Short exercise: Repeat all of the material exactly as given.

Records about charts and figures
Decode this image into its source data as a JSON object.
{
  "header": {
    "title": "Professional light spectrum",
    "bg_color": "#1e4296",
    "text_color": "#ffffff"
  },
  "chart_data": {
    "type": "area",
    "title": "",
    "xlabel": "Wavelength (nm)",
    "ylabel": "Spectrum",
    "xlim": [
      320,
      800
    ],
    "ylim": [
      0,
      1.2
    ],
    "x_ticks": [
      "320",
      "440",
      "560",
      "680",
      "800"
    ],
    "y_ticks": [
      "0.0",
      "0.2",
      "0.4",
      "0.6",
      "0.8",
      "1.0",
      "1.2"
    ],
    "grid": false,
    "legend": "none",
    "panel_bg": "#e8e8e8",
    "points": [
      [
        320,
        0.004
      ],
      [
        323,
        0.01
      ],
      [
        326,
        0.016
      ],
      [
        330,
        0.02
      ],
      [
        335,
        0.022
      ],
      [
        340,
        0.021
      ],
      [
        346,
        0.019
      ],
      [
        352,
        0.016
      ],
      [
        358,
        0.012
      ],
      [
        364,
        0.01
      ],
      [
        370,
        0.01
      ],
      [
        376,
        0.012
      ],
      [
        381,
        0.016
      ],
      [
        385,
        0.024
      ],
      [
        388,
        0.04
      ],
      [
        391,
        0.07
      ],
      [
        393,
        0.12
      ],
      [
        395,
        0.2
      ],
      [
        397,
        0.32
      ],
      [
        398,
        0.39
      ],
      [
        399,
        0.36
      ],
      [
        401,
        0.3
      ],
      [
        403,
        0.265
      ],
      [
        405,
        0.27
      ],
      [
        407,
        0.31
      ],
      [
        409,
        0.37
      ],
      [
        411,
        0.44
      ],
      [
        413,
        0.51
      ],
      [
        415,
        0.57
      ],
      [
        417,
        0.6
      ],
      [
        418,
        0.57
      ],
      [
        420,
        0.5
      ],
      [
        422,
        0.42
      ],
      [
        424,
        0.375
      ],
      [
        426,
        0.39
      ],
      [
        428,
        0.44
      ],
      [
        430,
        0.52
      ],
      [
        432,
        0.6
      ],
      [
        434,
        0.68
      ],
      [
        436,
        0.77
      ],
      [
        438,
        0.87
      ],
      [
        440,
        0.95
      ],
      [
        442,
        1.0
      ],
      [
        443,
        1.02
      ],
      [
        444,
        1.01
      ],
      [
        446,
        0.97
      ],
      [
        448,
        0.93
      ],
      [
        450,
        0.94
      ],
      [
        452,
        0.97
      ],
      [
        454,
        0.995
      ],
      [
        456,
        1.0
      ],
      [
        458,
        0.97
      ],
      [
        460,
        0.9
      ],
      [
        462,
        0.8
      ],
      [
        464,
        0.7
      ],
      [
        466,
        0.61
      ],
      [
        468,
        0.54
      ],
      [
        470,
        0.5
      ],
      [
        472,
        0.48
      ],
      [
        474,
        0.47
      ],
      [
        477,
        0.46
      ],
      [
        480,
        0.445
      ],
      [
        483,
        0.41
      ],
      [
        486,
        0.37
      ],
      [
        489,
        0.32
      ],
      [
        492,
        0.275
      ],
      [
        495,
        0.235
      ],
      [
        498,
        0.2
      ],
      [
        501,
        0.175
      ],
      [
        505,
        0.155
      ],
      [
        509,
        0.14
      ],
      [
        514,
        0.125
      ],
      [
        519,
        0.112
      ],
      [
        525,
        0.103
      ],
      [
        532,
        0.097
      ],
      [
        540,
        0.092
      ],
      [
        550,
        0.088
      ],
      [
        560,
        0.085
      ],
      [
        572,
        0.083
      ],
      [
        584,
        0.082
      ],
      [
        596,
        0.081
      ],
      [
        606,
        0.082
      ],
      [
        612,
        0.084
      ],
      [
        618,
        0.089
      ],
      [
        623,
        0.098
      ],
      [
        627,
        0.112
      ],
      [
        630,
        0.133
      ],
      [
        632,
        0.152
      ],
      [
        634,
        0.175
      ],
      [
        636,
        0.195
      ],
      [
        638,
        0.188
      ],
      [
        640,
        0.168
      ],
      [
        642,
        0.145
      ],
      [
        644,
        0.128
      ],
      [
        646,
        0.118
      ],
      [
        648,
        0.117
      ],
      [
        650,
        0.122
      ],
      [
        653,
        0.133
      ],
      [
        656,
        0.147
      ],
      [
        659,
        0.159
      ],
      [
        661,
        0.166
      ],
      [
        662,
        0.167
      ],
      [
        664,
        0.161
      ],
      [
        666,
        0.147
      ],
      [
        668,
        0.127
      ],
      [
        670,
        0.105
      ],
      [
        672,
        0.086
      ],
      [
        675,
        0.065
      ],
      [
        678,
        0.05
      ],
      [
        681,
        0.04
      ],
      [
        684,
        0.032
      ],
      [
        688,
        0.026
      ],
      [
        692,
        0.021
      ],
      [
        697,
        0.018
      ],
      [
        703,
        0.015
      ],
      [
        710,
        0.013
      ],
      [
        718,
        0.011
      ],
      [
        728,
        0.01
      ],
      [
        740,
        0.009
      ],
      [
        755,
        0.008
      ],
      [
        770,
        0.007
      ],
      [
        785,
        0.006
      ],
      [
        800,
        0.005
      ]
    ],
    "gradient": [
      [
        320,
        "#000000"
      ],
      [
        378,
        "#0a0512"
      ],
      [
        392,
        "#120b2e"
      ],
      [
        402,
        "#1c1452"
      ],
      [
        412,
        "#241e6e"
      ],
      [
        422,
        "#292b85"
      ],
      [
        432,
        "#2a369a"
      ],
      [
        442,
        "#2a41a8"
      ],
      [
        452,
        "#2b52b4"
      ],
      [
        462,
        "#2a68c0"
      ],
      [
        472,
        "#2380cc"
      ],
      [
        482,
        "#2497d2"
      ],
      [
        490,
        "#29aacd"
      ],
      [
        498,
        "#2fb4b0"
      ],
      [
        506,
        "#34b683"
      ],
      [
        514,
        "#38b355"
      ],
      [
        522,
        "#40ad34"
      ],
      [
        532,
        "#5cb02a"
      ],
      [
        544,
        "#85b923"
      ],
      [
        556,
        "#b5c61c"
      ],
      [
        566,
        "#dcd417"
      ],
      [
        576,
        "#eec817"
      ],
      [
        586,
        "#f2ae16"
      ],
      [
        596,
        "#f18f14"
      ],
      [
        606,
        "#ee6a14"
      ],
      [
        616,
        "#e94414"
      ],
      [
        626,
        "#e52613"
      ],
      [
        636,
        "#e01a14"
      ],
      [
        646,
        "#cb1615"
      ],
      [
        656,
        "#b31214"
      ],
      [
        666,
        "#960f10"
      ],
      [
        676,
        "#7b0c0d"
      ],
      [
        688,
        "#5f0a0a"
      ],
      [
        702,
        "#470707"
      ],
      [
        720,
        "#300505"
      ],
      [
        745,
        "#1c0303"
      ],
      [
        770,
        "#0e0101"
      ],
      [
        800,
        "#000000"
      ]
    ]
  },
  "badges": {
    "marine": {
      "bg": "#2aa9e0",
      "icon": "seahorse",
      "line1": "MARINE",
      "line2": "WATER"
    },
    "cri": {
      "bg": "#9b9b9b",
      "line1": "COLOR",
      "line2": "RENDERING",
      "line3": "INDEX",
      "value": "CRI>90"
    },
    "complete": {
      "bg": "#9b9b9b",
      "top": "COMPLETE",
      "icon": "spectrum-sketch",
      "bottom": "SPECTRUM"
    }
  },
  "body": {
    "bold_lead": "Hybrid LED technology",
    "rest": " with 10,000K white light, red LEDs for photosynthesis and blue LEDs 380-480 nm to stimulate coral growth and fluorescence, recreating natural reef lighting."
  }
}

Full answer:
Decode this image into its source data as a JSON object.
{
  "header": {
    "title": "Professional light spectrum",
    "bg_color": "#1e4296",
    "text_color": "#ffffff"
  },
  "chart_data": {
    "type": "area",
    "title": "",
    "xlabel": "Wavelength (nm)",
    "ylabel": "Spectrum",
    "xlim": [
      320,
      800
    ],
    "ylim": [
      0,
      1.2
    ],
    "x_ticks": [
      "320",
      "440",
      "560",
      "680",
      "800"
    ],
    "y_ticks": [
      "0.0",
      "0.2",
      "0.4",
      "0.6",
      "0.8",
      "1.0",
      "1.2"
    ],
    "grid": false,
    "legend": "none",
    "panel_bg": "#e8e8e8",
    "points": [
      [
        320,
        0.004
      ],
      [
        323,
        0.01
      ],
      [
        326,
        0.016
      ],
      [
        330,
        0.02
      ],
      [
        335,
        0.022
      ],
      [
        340,
        0.021
      ],
      [
        346,
        0.019
      ],
      [
        352,
        0.016
      ],
      [
        358,
        0.012
      ],
      [
        364,
        0.01
      ],
      [
        370,
        0.01
      ],
      [
        376,
        0.012
      ],
      [
        381,
        0.016
      ],
      [
        385,
        0.024
      ],
      [
        388,
        0.04
      ],
      [
        391,
        0.07
      ],
      [
        393,
        0.12
      ],
      [
        395,
        0.2
      ],
      [
        397,
        0.32
      ],
      [
        398,
        0.39
      ],
      [
        399,
        0.36
      ],
      [
        401,
        0.3
      ],
      [
        403,
        0.265
      ],
      [
        405,
        0.27
      ],
      [
        407,
        0.31
      ],
      [
        409,
        0.37
      ],
      [
        411,
        0.44
      ],
      [
        413,
        0.51
      ],
      [
        415,
        0.57
      ],
      [
        417,
        0.6
      ],
      [
        418,
        0.57
      ],
      [
        420,
        0.5
      ],
      [
        422,
        0.42
      ],
      [
        424,
        0.375
      ],
      [
        426,
        0.39
      ],
      [
        428,
        0.44
      ],
      [
        430,
        0.52
      ],
      [
        432,
        0.6
      ],
      [
        434,
        0.68
      ],
      [
        436,
        0.77
      ],
      [
        438,
        0.87
      ],
      [
        440,
        0.95
      ],
      [
        442,
        1.0
      ],
      [
        443,
        1.02
      ],
      [
        444,
        1.01
      ],
      [
        446,
        0.97
      ],
      [
        448,
        0.93
      ],
      [
        450,
        0.94
      ],
      [
        452,
        0.97
      ],
      [
        454,
        0.995
      ],
      [
        456,
        1.0
      ],
      [
        458,
        0.97
      ],
      [
        460,
        0.9
      ],
      [
        462,
        0.8
      ],
      [
        464,
        0.7
      ],
      [
        466,
        0.61
      ],
      [
        468,
        0.54
      ],
      [
        470,
        0.5
      ],
      [
        472,
        0.48
      ],
      [
        474,
        0.47
      ],
      [
        477,
        0.46
      ],
      [
        480,
        0.445
      ],
      [
        483,
        0.41
      ],
      [
        486,
        0.37
      ],
      [
        489,
        0.32
      ],
      [
        492,
        0.275
      ],
      [
        495,
        0.235
      ],
      [
        498,
        0.2
      ],
      [
        501,
        0.175
      ],
      [
        505,
        0.155
      ],
      [
        509,
        0.14
      ],
      [
        514,
        0.125
      ],
      [
        519,
        0.112
      ],
      [
        525,
        0.103
      ],
      [
        532,
        0.097
      ],
      [
        540,
        0.092
      ],
      [
        550,
        0.088
      ],
      [
        560,
        0.085
      ],
      [
        572,
        0.083
      ],
      [
        584,
        0.082
      ],
      [
        596,
        0.081
      ],
      [
        606,
        0.082
      ],
      [
        612,
        0.084
      ],
      [
        618,
        0.089
      ],
      [
        623,
        0.098
      ],
      [
        627,
        0.112
      ],
      [
        630,
        0.133
      ],
      [
        632,
        0.152
      ],
      [
        634,
        0.175
      ],
      [
        636,
        0.195
      ],
      [
        638,
        0.188
      ],
      [
        640,
        0.168
      ],
      [
        642,
        0.145
      ],
      [
        644,
        0.128
      ],
      [
        646,
        0.118
      ],
      [
        648,
        0.117
      ],
      [
        650,
        0.122
      ],
      [
        653,
        0.133
      ],
      [
        656,
        0.147
      ],
      [
        659,
        0.159
      ],
      [
        661,
        0.166
      ],
      [
        662,
        0.167
      ],
      [
        664,
        0.161
      ],
      [
        666,
        0.147
      ],
      [
        668,
        0.127
      ],
      [
        670,
        0.105
      ],
      [
        672,
        0.086
      ],
      [
        675,
        0.065
      ],
      [
        678,
        0.05
      ],
      [
        681,
        0.04
      ],
      [
        684,
        0.032
      ],
      [
        688,
        0.026
      ],
      [
        692,
        0.021
      ],
      [
        697,
        0.018
      ],
      [
        703,
        0.015
      ],
      [
        710,
        0.013
      ],
      [
        718,
        0.011
      ],
      [
        728,
        0.01
      ],
      [
        740,
        0.009
      ],
      [
        755,
        0.008
      ],
      [
        770,
        0.007
      ],
      [
        785,
        0.006
      ],
      [
        800,
        0.005
      ]
    ],
    "gradient": [
      [
        320,
        "#000000"
      ],
      [
        378,
        "#0a0512"
      ],
      [
        392,
        "#120b2e"
      ],
      [
        402,
        "#1c1452"
      ],
      [
        412,
        "#241e6e"
      ],
      [
        422,
        "#292b85"
      ],
      [
        432,
        "#2a369a"
      ],
      [
        442,
        "#2a41a8"
      ],
      [
        452,
        "#2b52b4"
      ],
      [
        462,
        "#2a68c0"
      ],
      [
        472,
        "#2380cc"
      ],
      [
        482,
        "#2497d2"
      ],
      [
        490,
        "#29aacd"
      ],
      [
        498,
        "#2fb4b0"
      ],
      [
        506,
        "#34b683"
      ],
      [
        514,
        "#38b355"
      ],
      [
        522,
        "#40ad34"
      ],
      [
        532,
        "#5cb02a"
      ],
      [
        544,
        "#85b923"
      ],
      [
        556,
        "#b5c61c"
      ],
      [
        566,
        "#dcd417"
      ],
      [
        576,
        "#eec817"
      ],
      [
        586,
        "#f2ae16"
      ],
      [
        596,
        "#f18f14"
      ],
      [
        606,
        "#ee6a14"
      ],
      [
        616,
        "#e94414"
      ],
      [
        626,
        "#e52613"
      ],
      [
        636,
        "#e01a14"
      ],
      [
        646,
        "#cb1615"
      ],
      [
        656,
        "#b31214"
      ],
      [
        666,
        "#960f10"
      ],
      [
        676,
        "#7b0c0d"
      ],
      [
        688,
        "#5f0a0a"
      ],
      [
        702,
        "#470707"
      ],
      [
        720,
        "#300505"
      ],
      [
        745,
        "#1c0303"
      ],
      [
        770,
        "#0e0101"
      ],
      [
        800,
        "#000000"
      ]
    ]
  },
  "badges": {
    "marine": {
      "bg": "#2aa9e0",
      "icon": "seahorse",
      "line1": "MARINE",
      "line2": "WATER"
    },
    "cri": {
      "bg": "#9b9b9b",
      "line1": "COLOR",
      "line2": "RENDERING",
      "line3": "INDEX",
      "value": "CRI>90"
    },
    "complete": {
      "bg": "#9b9b9b",
      "top": "COMPLETE",
      "icon": "spectrum-sketch",
      "bottom": "SPECTRUM"
    }
  },
  "body": {
    "bold_lead": "Hybrid LED technology",
    "rest": " with 10,000K white light, red LEDs for photosynthesis and blue LEDs 380-480 nm to stimulate coral growth and fluorescence, recreating natural reef lighting."
  }
}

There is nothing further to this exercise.